**Data to use**
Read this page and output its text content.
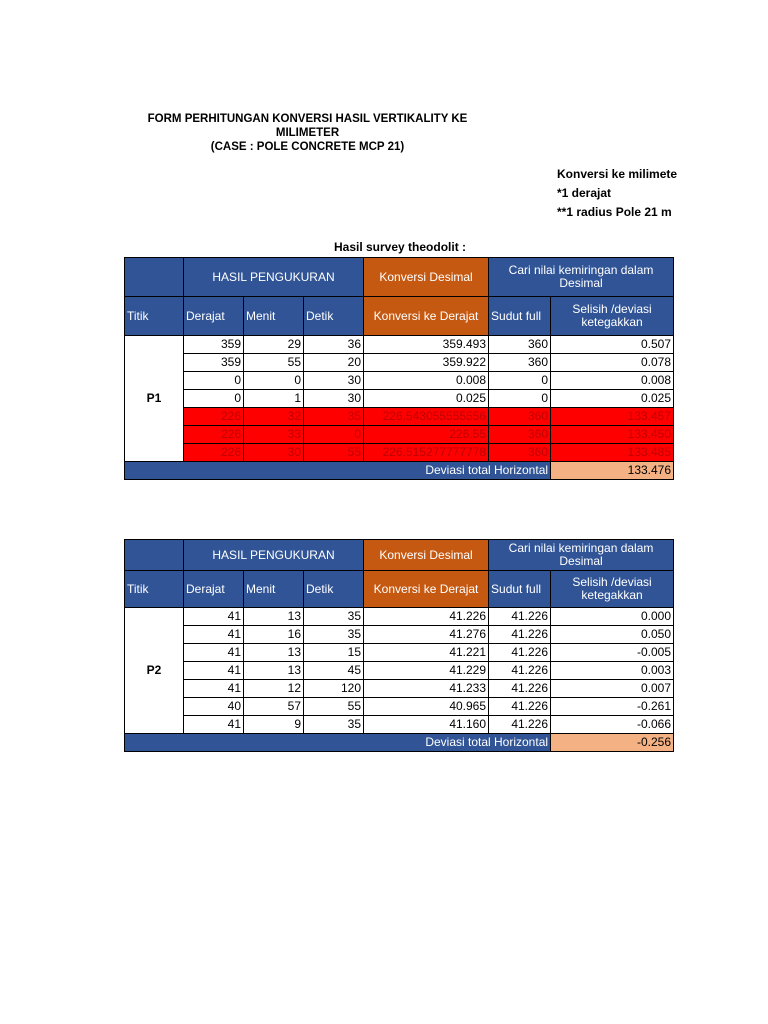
FORM PERHITUNGAN KONVERSI HASIL VERTIKALITY KE
MILIMETER
(CASE : POLE CONCRETE MCP 21)
Konversi ke milimete
*1 derajat
**1 radius Pole 21 m
Hasil survey theodolit :
	HASIL PENGUKURAN			Konversi Desimal	Cari nilai kemiringan dalam Desimal	
Titik	Derajat	Menit	Detik	Konversi ke Derajat	Sudut full	Selisih /deviasi ketegakkan
P1	359	29	36	359.493	360	0.507
	359	55	20	359.922	360	0.078
	0	0	30	0.008	0	0.008
	0	1	30	0.025	0	0.025
	226	32	35	226.543055555556	360	133.457
	226	33	0	226.55	360	133.450
	226	30	55	226.515277777778	360	133.485
Deviasi total Horizontal						133.476
	HASIL PENGUKURAN			Konversi Desimal	Cari nilai kemiringan dalam Desimal	
Titik	Derajat	Menit	Detik	Konversi ke Derajat	Sudut full	Selisih /deviasi ketegakkan
P2	41	13	35	41.226	41.226	0.000
	41	16	35	41.276	41.226	0.050
	41	13	15	41.221	41.226	-0.005
	41	13	45	41.229	41.226	0.003
	41	12	120	41.233	41.226	0.007
	40	57	55	40.965	41.226	-0.261
	41	9	35	41.160	41.226	-0.066
Deviasi total Horizontal						-0.256
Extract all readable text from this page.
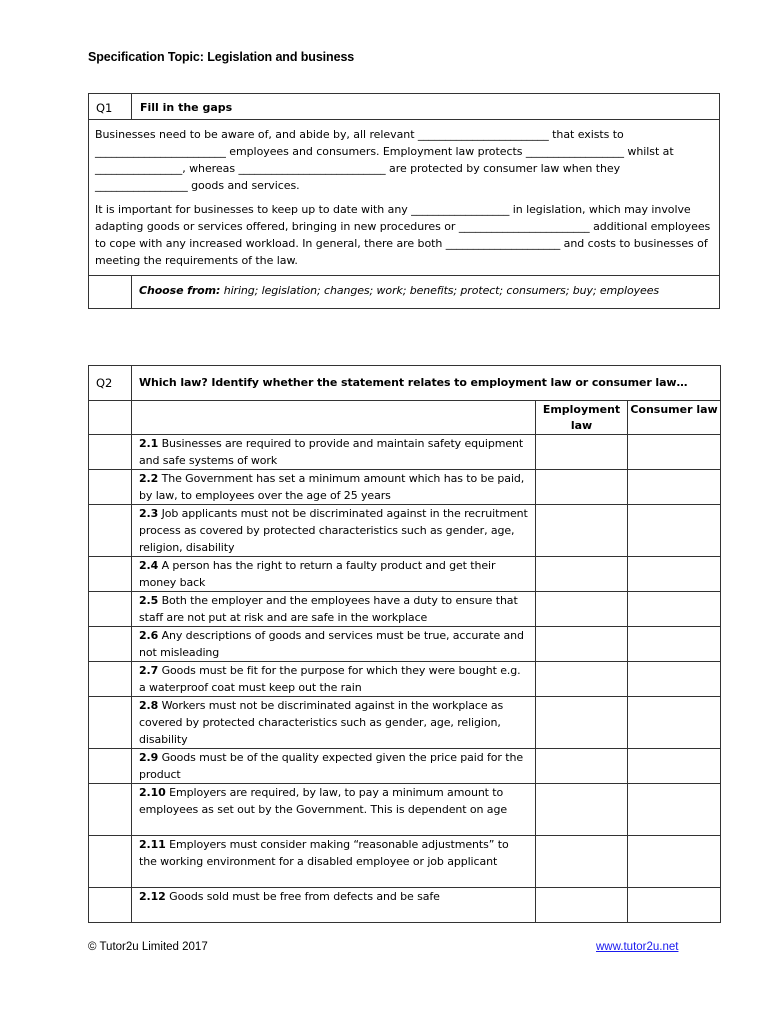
Specification Topic: Legislation and business
Q1	Fill in the gaps

Businesses need to be aware of, and abide by, all relevant ________________________ that exists to ________________________ employees and consumers. Employment law protects __________________ whilst at ________________, whereas ___________________________ are protected by consumer law when they _________________ goods and services.

It is important for businesses to keep up to date with any __________________ in legislation, which may involve adapting goods or services offered, bringing in new procedures or ________________________ additional employees to cope with any increased workload. In general, there are both _____________________ and costs to businesses of meeting the requirements of the law.	

	Choose from: hiring; legislation; changes; work; benefits; protect; consumers; buy; employees
Q2	Which law? Identify whether the statement relates to employment law or consumer law…		
		Employment law	Consumer law
	2.1 Businesses are required to provide and maintain safety equipment and safe systems of work		
	2.2 The Government has set a minimum amount which has to be paid, by law, to employees over the age of 25 years		
	2.3 Job applicants must not be discriminated against in the recruitment process as covered by protected characteristics such as gender, age, religion, disability		
	2.4 A person has the right to return a faulty product and get their money back		
	2.5 Both the employer and the employees have a duty to ensure that staff are not put at risk and are safe in the workplace		
	2.6 Any descriptions of goods and services must be true, accurate and not misleading		
	2.7 Goods must be fit for the purpose for which they were bought e.g. a waterproof coat must keep out the rain		
	2.8 Workers must not be discriminated against in the workplace as covered by protected characteristics such as gender, age, religion, disability		
	2.9 Goods must be of the quality expected given the price paid for the product		
	2.10 Employers are required, by law, to pay a minimum amount to employees as set out by the Government. This is dependent on age		
	2.11 Employers must consider making “reasonable adjustments” to the working environment for a disabled employee or job applicant		
	2.12 Goods sold must be free from defects and be safe		
© Tutor2u Limited 2017	www.tutor2u.net
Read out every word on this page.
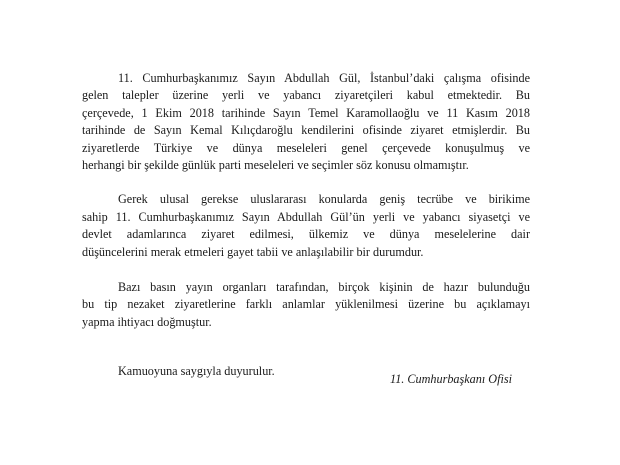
11. Cumhurbaşkanımız Sayın Abdullah Gül, İstanbul’daki çalışma ofisinde
gelen talepler üzerine yerli ve yabancı ziyaretçileri kabul etmektedir. Bu
çerçevede, 1 Ekim 2018 tarihinde Sayın Temel Karamollaoğlu ve 11 Kasım 2018
tarihinde de Sayın Kemal Kılıçdaroğlu kendilerini ofisinde ziyaret etmişlerdir. Bu
ziyaretlerde Türkiye ve dünya meseleleri genel çerçevede konuşulmuş ve
herhangi bir şekilde günlük parti meseleleri ve seçimler söz konusu olmamıştır.

Gerek ulusal gerekse uluslararası konularda geniş tecrübe ve birikime
sahip 11. Cumhurbaşkanımız Sayın Abdullah Gül’ün yerli ve yabancı siyasetçi ve
devlet adamlarınca ziyaret edilmesi, ülkemiz ve dünya meselelerine dair
düşüncelerini merak etmeleri gayet tabii ve anlaşılabilir bir durumdur.

Bazı basın yayın organları tarafından, birçok kişinin de hazır bulunduğu
bu tip nezaket ziyaretlerine farklı anlamlar yüklenilmesi üzerine bu açıklamayı
yapma ihtiyacı doğmuştur.

Kamuoyuna saygıyla duyurulur.

11. Cumhurbaşkanı Ofisi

**Exercise requirements**
Scan the records above for the string "Government", then select every line that holds it.

**Expected answer**
	2.2 The Government has set a minimum amount which has to be paid, by law, to employees over the age of 25 years		
	2.10 Employers are required, by law, to pay a minimum amount to employees as set out by the Government. This is dependent on age		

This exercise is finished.